## Begin

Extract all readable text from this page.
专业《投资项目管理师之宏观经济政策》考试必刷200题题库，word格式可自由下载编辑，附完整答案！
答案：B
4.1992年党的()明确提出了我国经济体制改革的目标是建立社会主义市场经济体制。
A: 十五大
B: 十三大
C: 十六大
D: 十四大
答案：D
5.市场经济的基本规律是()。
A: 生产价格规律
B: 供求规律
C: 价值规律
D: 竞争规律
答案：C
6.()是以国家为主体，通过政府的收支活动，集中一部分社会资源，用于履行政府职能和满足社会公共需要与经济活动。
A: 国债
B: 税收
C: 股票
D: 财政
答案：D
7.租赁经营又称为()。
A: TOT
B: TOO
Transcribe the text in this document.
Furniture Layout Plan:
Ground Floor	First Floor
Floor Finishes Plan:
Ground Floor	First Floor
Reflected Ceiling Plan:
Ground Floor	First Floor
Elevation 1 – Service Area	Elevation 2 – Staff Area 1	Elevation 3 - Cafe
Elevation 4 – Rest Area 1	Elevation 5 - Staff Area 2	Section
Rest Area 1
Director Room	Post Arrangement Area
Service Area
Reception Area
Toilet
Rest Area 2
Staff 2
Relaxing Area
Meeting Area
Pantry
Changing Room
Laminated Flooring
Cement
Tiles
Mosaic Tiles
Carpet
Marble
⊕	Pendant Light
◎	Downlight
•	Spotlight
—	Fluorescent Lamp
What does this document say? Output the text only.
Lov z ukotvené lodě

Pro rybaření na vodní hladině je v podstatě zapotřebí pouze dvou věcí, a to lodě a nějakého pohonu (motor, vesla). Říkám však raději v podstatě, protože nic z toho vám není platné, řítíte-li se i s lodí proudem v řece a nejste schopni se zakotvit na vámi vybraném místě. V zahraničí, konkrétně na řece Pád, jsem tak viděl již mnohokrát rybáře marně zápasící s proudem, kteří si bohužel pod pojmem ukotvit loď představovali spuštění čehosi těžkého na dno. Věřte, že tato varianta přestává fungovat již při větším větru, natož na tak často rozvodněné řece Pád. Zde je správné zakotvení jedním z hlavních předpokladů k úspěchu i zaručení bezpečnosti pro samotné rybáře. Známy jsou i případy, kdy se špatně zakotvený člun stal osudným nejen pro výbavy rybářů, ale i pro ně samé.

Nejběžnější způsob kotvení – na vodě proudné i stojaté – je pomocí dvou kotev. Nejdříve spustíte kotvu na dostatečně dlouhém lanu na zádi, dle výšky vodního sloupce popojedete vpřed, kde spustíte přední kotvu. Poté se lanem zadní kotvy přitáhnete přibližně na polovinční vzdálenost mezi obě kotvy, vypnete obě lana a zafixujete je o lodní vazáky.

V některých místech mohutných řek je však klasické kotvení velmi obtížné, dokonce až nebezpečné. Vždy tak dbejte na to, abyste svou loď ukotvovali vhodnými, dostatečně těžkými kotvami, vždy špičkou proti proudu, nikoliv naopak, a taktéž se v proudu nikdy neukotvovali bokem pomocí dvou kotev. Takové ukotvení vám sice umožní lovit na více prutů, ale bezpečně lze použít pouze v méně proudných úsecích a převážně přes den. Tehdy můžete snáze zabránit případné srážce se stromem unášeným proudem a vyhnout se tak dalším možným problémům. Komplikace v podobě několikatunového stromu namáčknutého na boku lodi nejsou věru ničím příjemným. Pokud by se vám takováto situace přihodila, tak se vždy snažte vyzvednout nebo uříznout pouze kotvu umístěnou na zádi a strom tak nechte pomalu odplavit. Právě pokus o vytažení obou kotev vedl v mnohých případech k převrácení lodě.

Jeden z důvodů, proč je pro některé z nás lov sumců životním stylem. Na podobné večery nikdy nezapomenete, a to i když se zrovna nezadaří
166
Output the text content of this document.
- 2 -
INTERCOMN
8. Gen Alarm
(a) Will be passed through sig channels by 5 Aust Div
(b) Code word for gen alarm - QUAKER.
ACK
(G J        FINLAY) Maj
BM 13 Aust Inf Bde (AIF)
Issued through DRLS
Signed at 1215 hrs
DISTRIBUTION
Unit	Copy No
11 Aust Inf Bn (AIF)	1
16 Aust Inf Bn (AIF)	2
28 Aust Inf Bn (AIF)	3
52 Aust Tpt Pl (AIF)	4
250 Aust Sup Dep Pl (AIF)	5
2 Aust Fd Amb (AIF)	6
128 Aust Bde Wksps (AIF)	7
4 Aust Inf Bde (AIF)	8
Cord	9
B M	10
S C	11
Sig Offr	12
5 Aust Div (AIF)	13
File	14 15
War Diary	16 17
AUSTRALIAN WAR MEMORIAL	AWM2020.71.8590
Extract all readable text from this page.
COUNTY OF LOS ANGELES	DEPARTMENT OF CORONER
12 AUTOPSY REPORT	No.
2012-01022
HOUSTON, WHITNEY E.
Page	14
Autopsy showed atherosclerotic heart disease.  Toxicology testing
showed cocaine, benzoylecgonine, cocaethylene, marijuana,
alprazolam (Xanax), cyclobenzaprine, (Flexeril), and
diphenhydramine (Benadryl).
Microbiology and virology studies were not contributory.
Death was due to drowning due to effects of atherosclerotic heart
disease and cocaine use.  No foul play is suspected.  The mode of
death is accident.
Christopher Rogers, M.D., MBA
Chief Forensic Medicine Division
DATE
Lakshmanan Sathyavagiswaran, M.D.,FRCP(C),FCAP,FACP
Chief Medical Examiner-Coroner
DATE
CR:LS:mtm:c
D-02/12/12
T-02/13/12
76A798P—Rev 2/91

## End

== Set problem ==
Give back the data above exactly as it appears.

== Solution for this task ==
Extract all readable text from this page.
专业《投资项目管理师之宏观经济政策》考试必刷200题题库，word格式可自由下载编辑，附完整答案！
答案：B
4.1992年党的()明确提出了我国经济体制改革的目标是建立社会主义市场经济体制。
A: 十五大
B: 十三大
C: 十六大
D: 十四大
答案：D
5.市场经济的基本规律是()。
A: 生产价格规律
B: 供求规律
C: 价值规律
D: 竞争规律
答案：C
6.()是以国家为主体，通过政府的收支活动，集中一部分社会资源，用于履行政府职能和满足社会公共需要与经济活动。
A: 国债
B: 税收
C: 股票
D: 财政
答案：D
7.租赁经营又称为()。
A: TOT
B: TOO
Transcribe the text in this document.
Furniture Layout Plan:
Ground Floor	First Floor
Floor Finishes Plan:
Ground Floor	First Floor
Reflected Ceiling Plan:
Ground Floor	First Floor
Elevation 1 – Service Area	Elevation 2 – Staff Area 1	Elevation 3 - Cafe
Elevation 4 – Rest Area 1	Elevation 5 - Staff Area 2	Section
Rest Area 1
Director Room	Post Arrangement Area
Service Area
Reception Area
Toilet
Rest Area 2
Staff 2
Relaxing Area
Meeting Area
Pantry
Changing Room
Laminated Flooring
Cement
Tiles
Mosaic Tiles
Carpet
Marble
⊕	Pendant Light
◎	Downlight
•	Spotlight
—	Fluorescent Lamp
What does this document say? Output the text only.
Lov z ukotvené lodě

Pro rybaření na vodní hladině je v podstatě zapotřebí pouze dvou věcí, a to lodě a nějakého pohonu (motor, vesla). Říkám však raději v podstatě, protože nic z toho vám není platné, řítíte-li se i s lodí proudem v řece a nejste schopni se zakotvit na vámi vybraném místě. V zahraničí, konkrétně na řece Pád, jsem tak viděl již mnohokrát rybáře marně zápasící s proudem, kteří si bohužel pod pojmem ukotvit loď představovali spuštění čehosi těžkého na dno. Věřte, že tato varianta přestává fungovat již při větším větru, natož na tak často rozvodněné řece Pád. Zde je správné zakotvení jedním z hlavních předpokladů k úspěchu i zaručení bezpečnosti pro samotné rybáře. Známy jsou i případy, kdy se špatně zakotvený člun stal osudným nejen pro výbavy rybářů, ale i pro ně samé.

Nejběžnější způsob kotvení – na vodě proudné i stojaté – je pomocí dvou kotev. Nejdříve spustíte kotvu na dostatečně dlouhém lanu na zádi, dle výšky vodního sloupce popojedete vpřed, kde spustíte přední kotvu. Poté se lanem zadní kotvy přitáhnete přibližně na polovinční vzdálenost mezi obě kotvy, vypnete obě lana a zafixujete je o lodní vazáky.

V některých místech mohutných řek je však klasické kotvení velmi obtížné, dokonce až nebezpečné. Vždy tak dbejte na to, abyste svou loď ukotvovali vhodnými, dostatečně těžkými kotvami, vždy špičkou proti proudu, nikoliv naopak, a taktéž se v proudu nikdy neukotvovali bokem pomocí dvou kotev. Takové ukotvení vám sice umožní lovit na více prutů, ale bezpečně lze použít pouze v méně proudných úsecích a převážně přes den. Tehdy můžete snáze zabránit případné srážce se stromem unášeným proudem a vyhnout se tak dalším možným problémům. Komplikace v podobě několikatunového stromu namáčknutého na boku lodi nejsou věru ničím příjemným. Pokud by se vám takováto situace přihodila, tak se vždy snažte vyzvednout nebo uříznout pouze kotvu umístěnou na zádi a strom tak nechte pomalu odplavit. Právě pokus o vytažení obou kotev vedl v mnohých případech k převrácení lodě.

Jeden z důvodů, proč je pro některé z nás lov sumců životním stylem. Na podobné večery nikdy nezapomenete, a to i když se zrovna nezadaří
166
Output the text content of this document.
- 2 -
INTERCOMN
8. Gen Alarm
(a) Will be passed through sig channels by 5 Aust Div
(b) Code word for gen alarm - QUAKER.
ACK
(G J        FINLAY) Maj
BM 13 Aust Inf Bde (AIF)
Issued through DRLS
Signed at 1215 hrs
DISTRIBUTION
Unit	Copy No
11 Aust Inf Bn (AIF)	1
16 Aust Inf Bn (AIF)	2
28 Aust Inf Bn (AIF)	3
52 Aust Tpt Pl (AIF)	4
250 Aust Sup Dep Pl (AIF)	5
2 Aust Fd Amb (AIF)	6
128 Aust Bde Wksps (AIF)	7
4 Aust Inf Bde (AIF)	8
Cord	9
B M	10
S C	11
Sig Offr	12
5 Aust Div (AIF)	13
File	14 15
War Diary	16 17
AUSTRALIAN WAR MEMORIAL	AWM2020.71.8590
Extract all readable text from this page.
COUNTY OF LOS ANGELES	DEPARTMENT OF CORONER
12 AUTOPSY REPORT	No.
2012-01022
HOUSTON, WHITNEY E.
Page	14
Autopsy showed atherosclerotic heart disease.  Toxicology testing
showed cocaine, benzoylecgonine, cocaethylene, marijuana,
alprazolam (Xanax), cyclobenzaprine, (Flexeril), and
diphenhydramine (Benadryl).
Microbiology and virology studies were not contributory.
Death was due to drowning due to effects of atherosclerotic heart
disease and cocaine use.  No foul play is suspected.  The mode of
death is accident.
Christopher Rogers, M.D., MBA
Chief Forensic Medicine Division
DATE
Lakshmanan Sathyavagiswaran, M.D.,FRCP(C),FCAP,FACP
Chief Medical Examiner-Coroner
DATE
CR:LS:mtm:c
D-02/12/12
T-02/13/12
76A798P—Rev 2/91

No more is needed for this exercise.